• **WORK REQUIRED**:
Set down every record once more, exactly as given.
-- RECORDS FOR THE TASK start --
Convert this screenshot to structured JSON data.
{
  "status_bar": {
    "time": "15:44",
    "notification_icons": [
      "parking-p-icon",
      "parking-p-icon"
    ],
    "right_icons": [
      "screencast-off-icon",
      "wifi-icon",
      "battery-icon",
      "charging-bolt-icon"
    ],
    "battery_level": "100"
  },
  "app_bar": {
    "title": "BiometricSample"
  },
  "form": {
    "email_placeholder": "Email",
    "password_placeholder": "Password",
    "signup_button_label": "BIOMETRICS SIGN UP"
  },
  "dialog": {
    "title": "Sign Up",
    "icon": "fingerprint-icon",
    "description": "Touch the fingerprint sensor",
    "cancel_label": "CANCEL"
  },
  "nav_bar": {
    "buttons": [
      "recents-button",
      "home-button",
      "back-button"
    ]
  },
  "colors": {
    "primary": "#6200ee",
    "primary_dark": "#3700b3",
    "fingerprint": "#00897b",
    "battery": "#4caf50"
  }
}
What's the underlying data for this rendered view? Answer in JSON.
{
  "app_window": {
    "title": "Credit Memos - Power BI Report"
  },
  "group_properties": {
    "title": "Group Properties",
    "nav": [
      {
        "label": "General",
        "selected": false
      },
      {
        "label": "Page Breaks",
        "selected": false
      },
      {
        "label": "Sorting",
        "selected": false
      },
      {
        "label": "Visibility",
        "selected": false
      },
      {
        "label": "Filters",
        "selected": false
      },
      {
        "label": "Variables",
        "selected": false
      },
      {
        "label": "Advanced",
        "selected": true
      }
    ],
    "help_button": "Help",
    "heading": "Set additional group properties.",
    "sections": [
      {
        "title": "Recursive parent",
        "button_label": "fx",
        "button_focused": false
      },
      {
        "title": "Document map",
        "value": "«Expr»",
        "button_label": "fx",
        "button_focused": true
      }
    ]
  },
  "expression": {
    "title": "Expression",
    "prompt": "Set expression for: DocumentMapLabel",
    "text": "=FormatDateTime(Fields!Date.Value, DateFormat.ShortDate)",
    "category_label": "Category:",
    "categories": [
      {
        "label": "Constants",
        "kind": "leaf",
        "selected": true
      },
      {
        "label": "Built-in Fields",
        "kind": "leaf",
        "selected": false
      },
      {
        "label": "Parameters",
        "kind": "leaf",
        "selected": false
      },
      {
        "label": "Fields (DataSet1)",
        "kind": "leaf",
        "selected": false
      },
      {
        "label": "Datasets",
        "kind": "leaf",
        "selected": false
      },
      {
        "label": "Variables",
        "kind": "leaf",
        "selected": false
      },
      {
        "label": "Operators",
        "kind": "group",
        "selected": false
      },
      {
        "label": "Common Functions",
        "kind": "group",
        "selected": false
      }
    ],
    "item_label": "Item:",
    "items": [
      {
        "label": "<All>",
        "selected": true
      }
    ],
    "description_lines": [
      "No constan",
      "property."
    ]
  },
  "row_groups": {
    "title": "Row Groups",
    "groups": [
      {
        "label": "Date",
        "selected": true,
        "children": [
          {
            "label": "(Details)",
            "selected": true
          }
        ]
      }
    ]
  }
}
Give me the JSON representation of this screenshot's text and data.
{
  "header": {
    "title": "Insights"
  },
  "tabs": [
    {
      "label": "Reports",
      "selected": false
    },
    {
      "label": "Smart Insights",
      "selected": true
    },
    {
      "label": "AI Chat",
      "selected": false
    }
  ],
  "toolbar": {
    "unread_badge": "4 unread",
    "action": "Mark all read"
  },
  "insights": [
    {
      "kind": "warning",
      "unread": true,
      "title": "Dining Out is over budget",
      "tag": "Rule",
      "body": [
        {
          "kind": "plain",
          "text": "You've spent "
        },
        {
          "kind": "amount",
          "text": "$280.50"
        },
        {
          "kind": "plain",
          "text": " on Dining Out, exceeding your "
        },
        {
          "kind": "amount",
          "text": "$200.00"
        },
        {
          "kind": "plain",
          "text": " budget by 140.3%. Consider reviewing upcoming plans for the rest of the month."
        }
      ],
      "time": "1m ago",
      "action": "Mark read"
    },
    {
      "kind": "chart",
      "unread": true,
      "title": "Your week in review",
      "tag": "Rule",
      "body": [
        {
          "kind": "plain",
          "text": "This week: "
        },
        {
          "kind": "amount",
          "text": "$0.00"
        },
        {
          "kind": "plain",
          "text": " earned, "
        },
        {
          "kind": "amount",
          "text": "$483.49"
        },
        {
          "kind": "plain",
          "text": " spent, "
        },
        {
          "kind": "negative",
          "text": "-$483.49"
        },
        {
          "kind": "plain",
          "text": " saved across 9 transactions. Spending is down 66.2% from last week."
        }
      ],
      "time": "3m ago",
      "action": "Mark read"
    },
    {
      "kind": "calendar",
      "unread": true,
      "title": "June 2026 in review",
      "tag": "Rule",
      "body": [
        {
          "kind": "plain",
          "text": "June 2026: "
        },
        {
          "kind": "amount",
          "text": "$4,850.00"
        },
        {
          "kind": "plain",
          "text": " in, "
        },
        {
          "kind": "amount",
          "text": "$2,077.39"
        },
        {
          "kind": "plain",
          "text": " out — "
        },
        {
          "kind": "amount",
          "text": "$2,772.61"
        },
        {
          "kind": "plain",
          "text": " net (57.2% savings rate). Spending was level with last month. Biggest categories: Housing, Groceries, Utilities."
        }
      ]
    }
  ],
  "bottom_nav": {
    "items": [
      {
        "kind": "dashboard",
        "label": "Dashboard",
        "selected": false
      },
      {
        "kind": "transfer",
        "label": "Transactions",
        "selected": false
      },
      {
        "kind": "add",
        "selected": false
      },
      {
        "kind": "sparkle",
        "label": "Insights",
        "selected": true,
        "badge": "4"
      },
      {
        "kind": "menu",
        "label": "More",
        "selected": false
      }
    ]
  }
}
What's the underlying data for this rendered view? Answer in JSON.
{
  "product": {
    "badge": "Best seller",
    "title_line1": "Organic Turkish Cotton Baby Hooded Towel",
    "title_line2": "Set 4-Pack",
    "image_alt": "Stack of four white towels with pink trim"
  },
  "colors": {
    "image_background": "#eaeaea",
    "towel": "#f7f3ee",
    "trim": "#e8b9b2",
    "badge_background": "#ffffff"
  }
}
-- RECORDS FOR THE TASK end --
• **OUTPUT OF THE TASK**:
Convert this screenshot to structured JSON data.
{
  "status_bar": {
    "time": "15:44",
    "notification_icons": [
      "parking-p-icon",
      "parking-p-icon"
    ],
    "right_icons": [
      "screencast-off-icon",
      "wifi-icon",
      "battery-icon",
      "charging-bolt-icon"
    ],
    "battery_level": "100"
  },
  "app_bar": {
    "title": "BiometricSample"
  },
  "form": {
    "email_placeholder": "Email",
    "password_placeholder": "Password",
    "signup_button_label": "BIOMETRICS SIGN UP"
  },
  "dialog": {
    "title": "Sign Up",
    "icon": "fingerprint-icon",
    "description": "Touch the fingerprint sensor",
    "cancel_label": "CANCEL"
  },
  "nav_bar": {
    "buttons": [
      "recents-button",
      "home-button",
      "back-button"
    ]
  },
  "colors": {
    "primary": "#6200ee",
    "primary_dark": "#3700b3",
    "fingerprint": "#00897b",
    "battery": "#4caf50"
  }
}
What's the underlying data for this rendered view? Answer in JSON.
{
  "app_window": {
    "title": "Credit Memos - Power BI Report"
  },
  "group_properties": {
    "title": "Group Properties",
    "nav": [
      {
        "label": "General",
        "selected": false
      },
      {
        "label": "Page Breaks",
        "selected": false
      },
      {
        "label": "Sorting",
        "selected": false
      },
      {
        "label": "Visibility",
        "selected": false
      },
      {
        "label": "Filters",
        "selected": false
      },
      {
        "label": "Variables",
        "selected": false
      },
      {
        "label": "Advanced",
        "selected": true
      }
    ],
    "help_button": "Help",
    "heading": "Set additional group properties.",
    "sections": [
      {
        "title": "Recursive parent",
        "button_label": "fx",
        "button_focused": false
      },
      {
        "title": "Document map",
        "value": "«Expr»",
        "button_label": "fx",
        "button_focused": true
      }
    ]
  },
  "expression": {
    "title": "Expression",
    "prompt": "Set expression for: DocumentMapLabel",
    "text": "=FormatDateTime(Fields!Date.Value, DateFormat.ShortDate)",
    "category_label": "Category:",
    "categories": [
      {
        "label": "Constants",
        "kind": "leaf",
        "selected": true
      },
      {
        "label": "Built-in Fields",
        "kind": "leaf",
        "selected": false
      },
      {
        "label": "Parameters",
        "kind": "leaf",
        "selected": false
      },
      {
        "label": "Fields (DataSet1)",
        "kind": "leaf",
        "selected": false
      },
      {
        "label": "Datasets",
        "kind": "leaf",
        "selected": false
      },
      {
        "label": "Variables",
        "kind": "leaf",
        "selected": false
      },
      {
        "label": "Operators",
        "kind": "group",
        "selected": false
      },
      {
        "label": "Common Functions",
        "kind": "group",
        "selected": false
      }
    ],
    "item_label": "Item:",
    "items": [
      {
        "label": "<All>",
        "selected": true
      }
    ],
    "description_lines": [
      "No constan",
      "property."
    ]
  },
  "row_groups": {
    "title": "Row Groups",
    "groups": [
      {
        "label": "Date",
        "selected": true,
        "children": [
          {
            "label": "(Details)",
            "selected": true
          }
        ]
      }
    ]
  }
}
Give me the JSON representation of this screenshot's text and data.
{
  "header": {
    "title": "Insights"
  },
  "tabs": [
    {
      "label": "Reports",
      "selected": false
    },
    {
      "label": "Smart Insights",
      "selected": true
    },
    {
      "label": "AI Chat",
      "selected": false
    }
  ],
  "toolbar": {
    "unread_badge": "4 unread",
    "action": "Mark all read"
  },
  "insights": [
    {
      "kind": "warning",
      "unread": true,
      "title": "Dining Out is over budget",
      "tag": "Rule",
      "body": [
        {
          "kind": "plain",
          "text": "You've spent "
        },
        {
          "kind": "amount",
          "text": "$280.50"
        },
        {
          "kind": "plain",
          "text": " on Dining Out, exceeding your "
        },
        {
          "kind": "amount",
          "text": "$200.00"
        },
        {
          "kind": "plain",
          "text": " budget by 140.3%. Consider reviewing upcoming plans for the rest of the month."
        }
      ],
      "time": "1m ago",
      "action": "Mark read"
    },
    {
      "kind": "chart",
      "unread": true,
      "title": "Your week in review",
      "tag": "Rule",
      "body": [
        {
          "kind": "plain",
          "text": "This week: "
        },
        {
          "kind": "amount",
          "text": "$0.00"
        },
        {
          "kind": "plain",
          "text": " earned, "
        },
        {
          "kind": "amount",
          "text": "$483.49"
        },
        {
          "kind": "plain",
          "text": " spent, "
        },
        {
          "kind": "negative",
          "text": "-$483.49"
        },
        {
          "kind": "plain",
          "text": " saved across 9 transactions. Spending is down 66.2% from last week."
        }
      ],
      "time": "3m ago",
      "action": "Mark read"
    },
    {
      "kind": "calendar",
      "unread": true,
      "title": "June 2026 in review",
      "tag": "Rule",
      "body": [
        {
          "kind": "plain",
          "text": "June 2026: "
        },
        {
          "kind": "amount",
          "text": "$4,850.00"
        },
        {
          "kind": "plain",
          "text": " in, "
        },
        {
          "kind": "amount",
          "text": "$2,077.39"
        },
        {
          "kind": "plain",
          "text": " out — "
        },
        {
          "kind": "amount",
          "text": "$2,772.61"
        },
        {
          "kind": "plain",
          "text": " net (57.2% savings rate). Spending was level with last month. Biggest categories: Housing, Groceries, Utilities."
        }
      ]
    }
  ],
  "bottom_nav": {
    "items": [
      {
        "kind": "dashboard",
        "label": "Dashboard",
        "selected": false
      },
      {
        "kind": "transfer",
        "label": "Transactions",
        "selected": false
      },
      {
        "kind": "add",
        "selected": false
      },
      {
        "kind": "sparkle",
        "label": "Insights",
        "selected": true,
        "badge": "4"
      },
      {
        "kind": "menu",
        "label": "More",
        "selected": false
      }
    ]
  }
}
What's the underlying data for this rendered view? Answer in JSON.
{
  "product": {
    "badge": "Best seller",
    "title_line1": "Organic Turkish Cotton Baby Hooded Towel",
    "title_line2": "Set 4-Pack",
    "image_alt": "Stack of four white towels with pink trim"
  },
  "colors": {
    "image_background": "#eaeaea",
    "towel": "#f7f3ee",
    "trim": "#e8b9b2",
    "badge_background": "#ffffff"
  }
}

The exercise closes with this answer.